Source records
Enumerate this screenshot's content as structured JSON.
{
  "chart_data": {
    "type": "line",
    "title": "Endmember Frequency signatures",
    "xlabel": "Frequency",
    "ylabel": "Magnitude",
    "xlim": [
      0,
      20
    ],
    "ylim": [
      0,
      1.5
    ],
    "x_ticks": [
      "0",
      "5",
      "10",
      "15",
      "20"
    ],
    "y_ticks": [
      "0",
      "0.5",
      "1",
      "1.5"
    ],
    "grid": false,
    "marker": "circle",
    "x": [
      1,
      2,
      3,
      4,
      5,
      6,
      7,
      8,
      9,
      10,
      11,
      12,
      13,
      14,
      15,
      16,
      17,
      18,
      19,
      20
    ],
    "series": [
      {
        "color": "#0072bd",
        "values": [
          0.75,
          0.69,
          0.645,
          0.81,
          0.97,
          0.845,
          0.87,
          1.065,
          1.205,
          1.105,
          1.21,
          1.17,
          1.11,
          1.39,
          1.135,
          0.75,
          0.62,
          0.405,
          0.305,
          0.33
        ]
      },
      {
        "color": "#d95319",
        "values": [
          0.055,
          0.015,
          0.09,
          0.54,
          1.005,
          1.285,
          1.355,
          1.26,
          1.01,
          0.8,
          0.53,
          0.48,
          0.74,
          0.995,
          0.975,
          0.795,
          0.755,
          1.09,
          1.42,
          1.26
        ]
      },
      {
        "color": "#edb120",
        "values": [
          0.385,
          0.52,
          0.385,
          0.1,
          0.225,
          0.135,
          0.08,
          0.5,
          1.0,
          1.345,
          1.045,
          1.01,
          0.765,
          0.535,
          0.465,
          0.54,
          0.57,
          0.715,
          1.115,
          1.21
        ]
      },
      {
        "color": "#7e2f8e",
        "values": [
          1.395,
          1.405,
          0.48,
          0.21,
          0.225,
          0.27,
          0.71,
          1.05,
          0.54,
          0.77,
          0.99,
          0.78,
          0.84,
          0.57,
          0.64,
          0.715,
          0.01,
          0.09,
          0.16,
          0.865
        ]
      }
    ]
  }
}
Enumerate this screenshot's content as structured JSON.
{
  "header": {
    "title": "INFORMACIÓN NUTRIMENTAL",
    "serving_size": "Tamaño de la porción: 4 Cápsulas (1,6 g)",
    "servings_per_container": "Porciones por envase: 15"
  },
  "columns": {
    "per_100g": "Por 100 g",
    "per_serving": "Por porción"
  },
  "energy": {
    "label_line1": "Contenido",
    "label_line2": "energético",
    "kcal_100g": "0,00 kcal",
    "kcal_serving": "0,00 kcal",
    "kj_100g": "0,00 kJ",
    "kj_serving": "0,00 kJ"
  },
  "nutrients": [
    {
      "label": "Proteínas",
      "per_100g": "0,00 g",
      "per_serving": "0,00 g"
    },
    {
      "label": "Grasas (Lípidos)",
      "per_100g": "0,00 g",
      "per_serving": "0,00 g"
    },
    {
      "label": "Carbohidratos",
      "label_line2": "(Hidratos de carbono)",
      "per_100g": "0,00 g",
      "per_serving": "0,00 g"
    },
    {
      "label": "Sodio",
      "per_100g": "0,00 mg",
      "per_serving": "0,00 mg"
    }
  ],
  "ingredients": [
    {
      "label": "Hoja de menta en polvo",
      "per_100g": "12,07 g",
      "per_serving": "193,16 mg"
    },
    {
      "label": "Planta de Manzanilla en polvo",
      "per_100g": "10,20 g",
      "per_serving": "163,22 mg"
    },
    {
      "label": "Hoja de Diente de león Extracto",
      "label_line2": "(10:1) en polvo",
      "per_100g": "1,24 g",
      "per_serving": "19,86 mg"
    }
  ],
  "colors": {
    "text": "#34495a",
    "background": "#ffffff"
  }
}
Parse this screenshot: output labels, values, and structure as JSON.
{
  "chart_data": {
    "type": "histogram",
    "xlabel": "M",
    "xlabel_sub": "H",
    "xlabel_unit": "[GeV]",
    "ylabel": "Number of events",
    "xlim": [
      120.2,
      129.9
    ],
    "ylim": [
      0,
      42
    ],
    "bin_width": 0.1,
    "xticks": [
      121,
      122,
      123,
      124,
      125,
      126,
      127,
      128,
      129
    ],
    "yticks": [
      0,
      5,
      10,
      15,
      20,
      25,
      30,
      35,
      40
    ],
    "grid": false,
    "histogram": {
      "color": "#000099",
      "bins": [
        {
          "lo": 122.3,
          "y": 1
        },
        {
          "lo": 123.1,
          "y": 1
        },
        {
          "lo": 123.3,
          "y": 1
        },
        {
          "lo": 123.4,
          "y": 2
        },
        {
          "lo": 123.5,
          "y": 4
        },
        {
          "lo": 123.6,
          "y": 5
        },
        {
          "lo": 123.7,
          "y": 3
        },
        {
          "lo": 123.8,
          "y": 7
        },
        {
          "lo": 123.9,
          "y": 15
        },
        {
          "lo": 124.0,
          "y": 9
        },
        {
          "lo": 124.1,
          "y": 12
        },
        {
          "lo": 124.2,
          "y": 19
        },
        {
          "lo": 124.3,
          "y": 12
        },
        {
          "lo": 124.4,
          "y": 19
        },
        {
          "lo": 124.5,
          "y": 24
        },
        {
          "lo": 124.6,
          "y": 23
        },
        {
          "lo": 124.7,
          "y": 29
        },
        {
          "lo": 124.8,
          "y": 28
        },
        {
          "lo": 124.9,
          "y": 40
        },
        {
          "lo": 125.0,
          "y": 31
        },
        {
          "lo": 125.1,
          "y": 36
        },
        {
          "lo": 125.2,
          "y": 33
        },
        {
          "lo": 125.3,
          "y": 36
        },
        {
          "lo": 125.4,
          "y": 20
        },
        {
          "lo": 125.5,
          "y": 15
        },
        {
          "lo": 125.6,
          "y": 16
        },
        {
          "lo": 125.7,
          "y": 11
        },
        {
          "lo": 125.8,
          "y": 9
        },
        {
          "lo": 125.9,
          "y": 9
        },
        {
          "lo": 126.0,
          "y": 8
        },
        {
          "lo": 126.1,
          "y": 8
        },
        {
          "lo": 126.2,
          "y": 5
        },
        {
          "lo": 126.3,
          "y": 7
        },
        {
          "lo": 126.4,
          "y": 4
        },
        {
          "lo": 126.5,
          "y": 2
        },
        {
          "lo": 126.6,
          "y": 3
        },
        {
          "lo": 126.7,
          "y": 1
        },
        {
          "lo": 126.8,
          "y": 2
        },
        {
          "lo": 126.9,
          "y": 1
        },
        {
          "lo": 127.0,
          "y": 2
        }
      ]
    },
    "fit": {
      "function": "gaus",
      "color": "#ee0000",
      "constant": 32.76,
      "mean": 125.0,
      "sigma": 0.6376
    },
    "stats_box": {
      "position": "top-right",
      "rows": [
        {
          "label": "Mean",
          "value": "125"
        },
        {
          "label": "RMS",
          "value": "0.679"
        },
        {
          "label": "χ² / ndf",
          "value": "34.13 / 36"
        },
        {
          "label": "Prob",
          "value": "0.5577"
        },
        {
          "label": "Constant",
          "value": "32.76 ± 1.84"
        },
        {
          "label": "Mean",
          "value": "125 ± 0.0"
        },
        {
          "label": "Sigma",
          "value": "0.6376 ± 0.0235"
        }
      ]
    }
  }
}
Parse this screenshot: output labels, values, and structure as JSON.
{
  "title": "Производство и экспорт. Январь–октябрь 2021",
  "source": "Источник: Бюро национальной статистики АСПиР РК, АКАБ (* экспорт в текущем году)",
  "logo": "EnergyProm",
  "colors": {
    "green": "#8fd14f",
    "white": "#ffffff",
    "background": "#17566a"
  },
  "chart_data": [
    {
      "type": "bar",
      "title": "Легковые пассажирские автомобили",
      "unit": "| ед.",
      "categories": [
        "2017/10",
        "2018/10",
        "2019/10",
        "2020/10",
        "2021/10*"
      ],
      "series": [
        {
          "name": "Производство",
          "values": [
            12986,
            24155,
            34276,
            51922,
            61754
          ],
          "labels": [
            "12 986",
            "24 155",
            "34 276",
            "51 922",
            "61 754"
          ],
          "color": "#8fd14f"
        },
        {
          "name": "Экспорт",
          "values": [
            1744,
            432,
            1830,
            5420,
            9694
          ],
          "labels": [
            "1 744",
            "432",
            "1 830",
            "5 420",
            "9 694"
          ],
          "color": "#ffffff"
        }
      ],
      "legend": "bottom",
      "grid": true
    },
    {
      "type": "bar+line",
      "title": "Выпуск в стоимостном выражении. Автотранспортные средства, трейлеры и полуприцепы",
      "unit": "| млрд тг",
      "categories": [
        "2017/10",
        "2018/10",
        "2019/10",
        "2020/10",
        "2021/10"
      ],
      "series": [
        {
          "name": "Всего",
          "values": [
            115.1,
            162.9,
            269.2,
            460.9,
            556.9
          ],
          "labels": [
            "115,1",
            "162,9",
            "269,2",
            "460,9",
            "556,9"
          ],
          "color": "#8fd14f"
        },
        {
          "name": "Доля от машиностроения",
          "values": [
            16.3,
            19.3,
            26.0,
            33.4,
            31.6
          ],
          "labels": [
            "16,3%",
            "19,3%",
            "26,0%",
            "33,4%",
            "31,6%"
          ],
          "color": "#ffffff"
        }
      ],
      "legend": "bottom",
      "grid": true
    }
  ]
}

(Job):
What is the number of lines that contain "title"? Reply with that number alone.

(Solution below):
5